(Records from a data collection)
------------------------
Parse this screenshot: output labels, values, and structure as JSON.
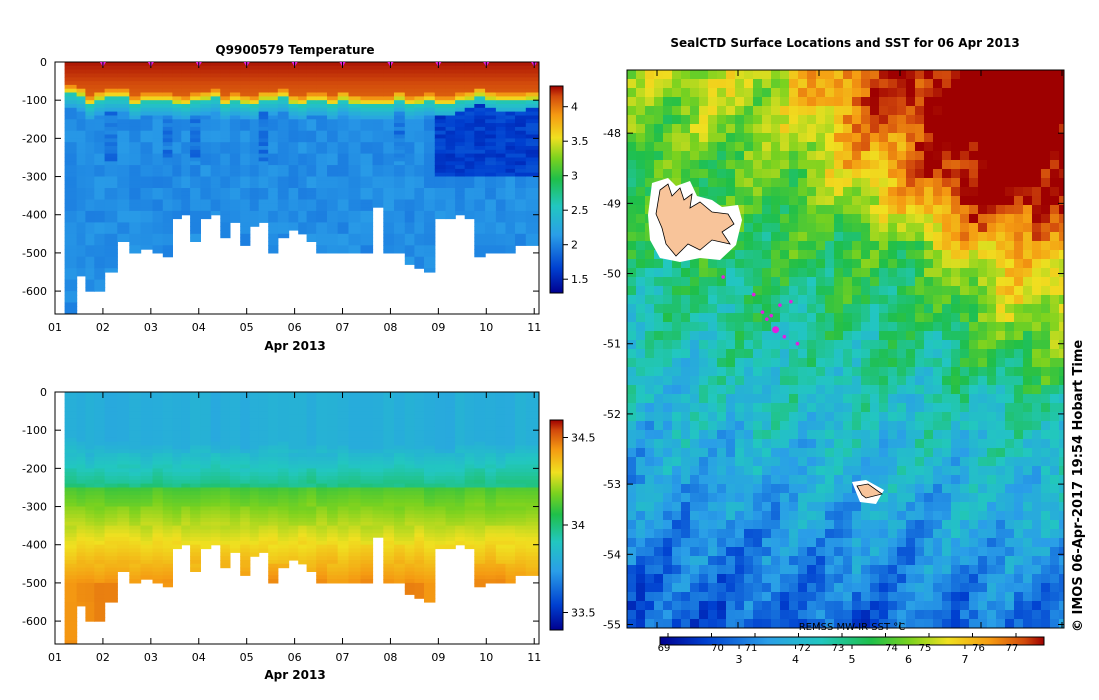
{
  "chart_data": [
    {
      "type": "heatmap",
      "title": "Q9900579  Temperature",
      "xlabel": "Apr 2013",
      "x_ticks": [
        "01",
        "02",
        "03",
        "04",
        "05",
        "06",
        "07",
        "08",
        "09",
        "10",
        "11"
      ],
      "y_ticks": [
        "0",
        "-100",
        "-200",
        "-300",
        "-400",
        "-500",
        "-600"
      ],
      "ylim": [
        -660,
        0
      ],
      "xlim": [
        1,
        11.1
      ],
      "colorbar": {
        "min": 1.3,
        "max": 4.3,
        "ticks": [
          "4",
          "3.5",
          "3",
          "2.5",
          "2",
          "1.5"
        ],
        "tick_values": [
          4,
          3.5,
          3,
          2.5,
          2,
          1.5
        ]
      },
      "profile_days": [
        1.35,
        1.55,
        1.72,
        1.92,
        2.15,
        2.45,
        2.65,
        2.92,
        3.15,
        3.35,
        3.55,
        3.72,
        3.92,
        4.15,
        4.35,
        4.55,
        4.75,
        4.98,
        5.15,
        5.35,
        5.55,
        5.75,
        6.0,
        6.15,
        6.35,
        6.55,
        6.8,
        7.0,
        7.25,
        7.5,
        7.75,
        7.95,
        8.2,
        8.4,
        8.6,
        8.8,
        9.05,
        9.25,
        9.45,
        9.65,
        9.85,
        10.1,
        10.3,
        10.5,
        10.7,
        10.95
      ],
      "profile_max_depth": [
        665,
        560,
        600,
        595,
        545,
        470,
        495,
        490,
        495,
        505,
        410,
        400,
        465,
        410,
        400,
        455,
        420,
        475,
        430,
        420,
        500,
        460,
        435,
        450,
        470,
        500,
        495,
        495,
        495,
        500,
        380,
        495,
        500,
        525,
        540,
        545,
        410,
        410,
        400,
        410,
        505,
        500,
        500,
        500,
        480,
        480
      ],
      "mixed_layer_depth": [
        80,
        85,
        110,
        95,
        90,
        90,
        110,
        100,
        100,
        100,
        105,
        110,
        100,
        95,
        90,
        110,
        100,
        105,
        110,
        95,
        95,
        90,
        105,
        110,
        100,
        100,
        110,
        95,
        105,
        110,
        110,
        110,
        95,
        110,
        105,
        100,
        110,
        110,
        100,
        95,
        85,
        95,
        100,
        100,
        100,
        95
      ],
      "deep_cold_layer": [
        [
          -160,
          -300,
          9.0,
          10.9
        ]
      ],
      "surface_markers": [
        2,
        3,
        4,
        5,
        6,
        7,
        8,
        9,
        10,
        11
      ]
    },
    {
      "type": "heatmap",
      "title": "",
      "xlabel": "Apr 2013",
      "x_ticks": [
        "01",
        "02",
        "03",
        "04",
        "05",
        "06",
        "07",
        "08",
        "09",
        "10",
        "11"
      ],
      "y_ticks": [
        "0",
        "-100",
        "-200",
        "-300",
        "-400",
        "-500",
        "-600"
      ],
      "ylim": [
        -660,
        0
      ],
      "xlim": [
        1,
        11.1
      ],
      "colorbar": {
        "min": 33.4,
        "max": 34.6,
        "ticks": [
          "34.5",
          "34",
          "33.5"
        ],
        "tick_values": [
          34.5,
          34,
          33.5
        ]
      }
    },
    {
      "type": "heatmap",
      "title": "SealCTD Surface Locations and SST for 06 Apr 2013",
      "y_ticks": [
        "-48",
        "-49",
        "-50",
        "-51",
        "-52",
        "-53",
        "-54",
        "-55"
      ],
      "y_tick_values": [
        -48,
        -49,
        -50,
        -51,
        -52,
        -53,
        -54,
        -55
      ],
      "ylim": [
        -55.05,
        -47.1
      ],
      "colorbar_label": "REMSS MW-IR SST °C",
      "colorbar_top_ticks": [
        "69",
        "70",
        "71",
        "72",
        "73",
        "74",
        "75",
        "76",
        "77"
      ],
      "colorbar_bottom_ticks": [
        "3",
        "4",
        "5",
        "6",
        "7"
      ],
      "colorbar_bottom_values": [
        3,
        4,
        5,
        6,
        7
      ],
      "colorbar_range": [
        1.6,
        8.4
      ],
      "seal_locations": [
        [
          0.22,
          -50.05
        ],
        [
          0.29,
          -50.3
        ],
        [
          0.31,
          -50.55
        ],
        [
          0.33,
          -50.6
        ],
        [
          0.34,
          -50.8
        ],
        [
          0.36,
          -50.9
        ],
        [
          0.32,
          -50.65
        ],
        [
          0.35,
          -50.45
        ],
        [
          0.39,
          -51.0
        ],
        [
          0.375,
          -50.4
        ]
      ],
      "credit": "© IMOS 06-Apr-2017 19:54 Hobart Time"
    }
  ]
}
------------------------
(WHAT THE TASK REQUIRES) Every line above should be returned exactly; the pictures stay out.

(THE RESPONSE)
Parse this screenshot: output labels, values, and structure as JSON.
{
  "chart_data": [
    {
      "type": "heatmap",
      "title": "Q9900579  Temperature",
      "xlabel": "Apr 2013",
      "x_ticks": [
        "01",
        "02",
        "03",
        "04",
        "05",
        "06",
        "07",
        "08",
        "09",
        "10",
        "11"
      ],
      "y_ticks": [
        "0",
        "-100",
        "-200",
        "-300",
        "-400",
        "-500",
        "-600"
      ],
      "ylim": [
        -660,
        0
      ],
      "xlim": [
        1,
        11.1
      ],
      "colorbar": {
        "min": 1.3,
        "max": 4.3,
        "ticks": [
          "4",
          "3.5",
          "3",
          "2.5",
          "2",
          "1.5"
        ],
        "tick_values": [
          4,
          3.5,
          3,
          2.5,
          2,
          1.5
        ]
      },
      "profile_days": [
        1.35,
        1.55,
        1.72,
        1.92,
        2.15,
        2.45,
        2.65,
        2.92,
        3.15,
        3.35,
        3.55,
        3.72,
        3.92,
        4.15,
        4.35,
        4.55,
        4.75,
        4.98,
        5.15,
        5.35,
        5.55,
        5.75,
        6.0,
        6.15,
        6.35,
        6.55,
        6.8,
        7.0,
        7.25,
        7.5,
        7.75,
        7.95,
        8.2,
        8.4,
        8.6,
        8.8,
        9.05,
        9.25,
        9.45,
        9.65,
        9.85,
        10.1,
        10.3,
        10.5,
        10.7,
        10.95
      ],
      "profile_max_depth": [
        665,
        560,
        600,
        595,
        545,
        470,
        495,
        490,
        495,
        505,
        410,
        400,
        465,
        410,
        400,
        455,
        420,
        475,
        430,
        420,
        500,
        460,
        435,
        450,
        470,
        500,
        495,
        495,
        495,
        500,
        380,
        495,
        500,
        525,
        540,
        545,
        410,
        410,
        400,
        410,
        505,
        500,
        500,
        500,
        480,
        480
      ],
      "mixed_layer_depth": [
        80,
        85,
        110,
        95,
        90,
        90,
        110,
        100,
        100,
        100,
        105,
        110,
        100,
        95,
        90,
        110,
        100,
        105,
        110,
        95,
        95,
        90,
        105,
        110,
        100,
        100,
        110,
        95,
        105,
        110,
        110,
        110,
        95,
        110,
        105,
        100,
        110,
        110,
        100,
        95,
        85,
        95,
        100,
        100,
        100,
        95
      ],
      "deep_cold_layer": [
        [
          -160,
          -300,
          9.0,
          10.9
        ]
      ],
      "surface_markers": [
        2,
        3,
        4,
        5,
        6,
        7,
        8,
        9,
        10,
        11
      ]
    },
    {
      "type": "heatmap",
      "title": "",
      "xlabel": "Apr 2013",
      "x_ticks": [
        "01",
        "02",
        "03",
        "04",
        "05",
        "06",
        "07",
        "08",
        "09",
        "10",
        "11"
      ],
      "y_ticks": [
        "0",
        "-100",
        "-200",
        "-300",
        "-400",
        "-500",
        "-600"
      ],
      "ylim": [
        -660,
        0
      ],
      "xlim": [
        1,
        11.1
      ],
      "colorbar": {
        "min": 33.4,
        "max": 34.6,
        "ticks": [
          "34.5",
          "34",
          "33.5"
        ],
        "tick_values": [
          34.5,
          34,
          33.5
        ]
      }
    },
    {
      "type": "heatmap",
      "title": "SealCTD Surface Locations and SST for 06 Apr 2013",
      "y_ticks": [
        "-48",
        "-49",
        "-50",
        "-51",
        "-52",
        "-53",
        "-54",
        "-55"
      ],
      "y_tick_values": [
        -48,
        -49,
        -50,
        -51,
        -52,
        -53,
        -54,
        -55
      ],
      "ylim": [
        -55.05,
        -47.1
      ],
      "colorbar_label": "REMSS MW-IR SST °C",
      "colorbar_top_ticks": [
        "69",
        "70",
        "71",
        "72",
        "73",
        "74",
        "75",
        "76",
        "77"
      ],
      "colorbar_bottom_ticks": [
        "3",
        "4",
        "5",
        "6",
        "7"
      ],
      "colorbar_bottom_values": [
        3,
        4,
        5,
        6,
        7
      ],
      "colorbar_range": [
        1.6,
        8.4
      ],
      "seal_locations": [
        [
          0.22,
          -50.05
        ],
        [
          0.29,
          -50.3
        ],
        [
          0.31,
          -50.55
        ],
        [
          0.33,
          -50.6
        ],
        [
          0.34,
          -50.8
        ],
        [
          0.36,
          -50.9
        ],
        [
          0.32,
          -50.65
        ],
        [
          0.35,
          -50.45
        ],
        [
          0.39,
          -51.0
        ],
        [
          0.375,
          -50.4
        ]
      ],
      "credit": "© IMOS 06-Apr-2017 19:54 Hobart Time"
    }
  ]
}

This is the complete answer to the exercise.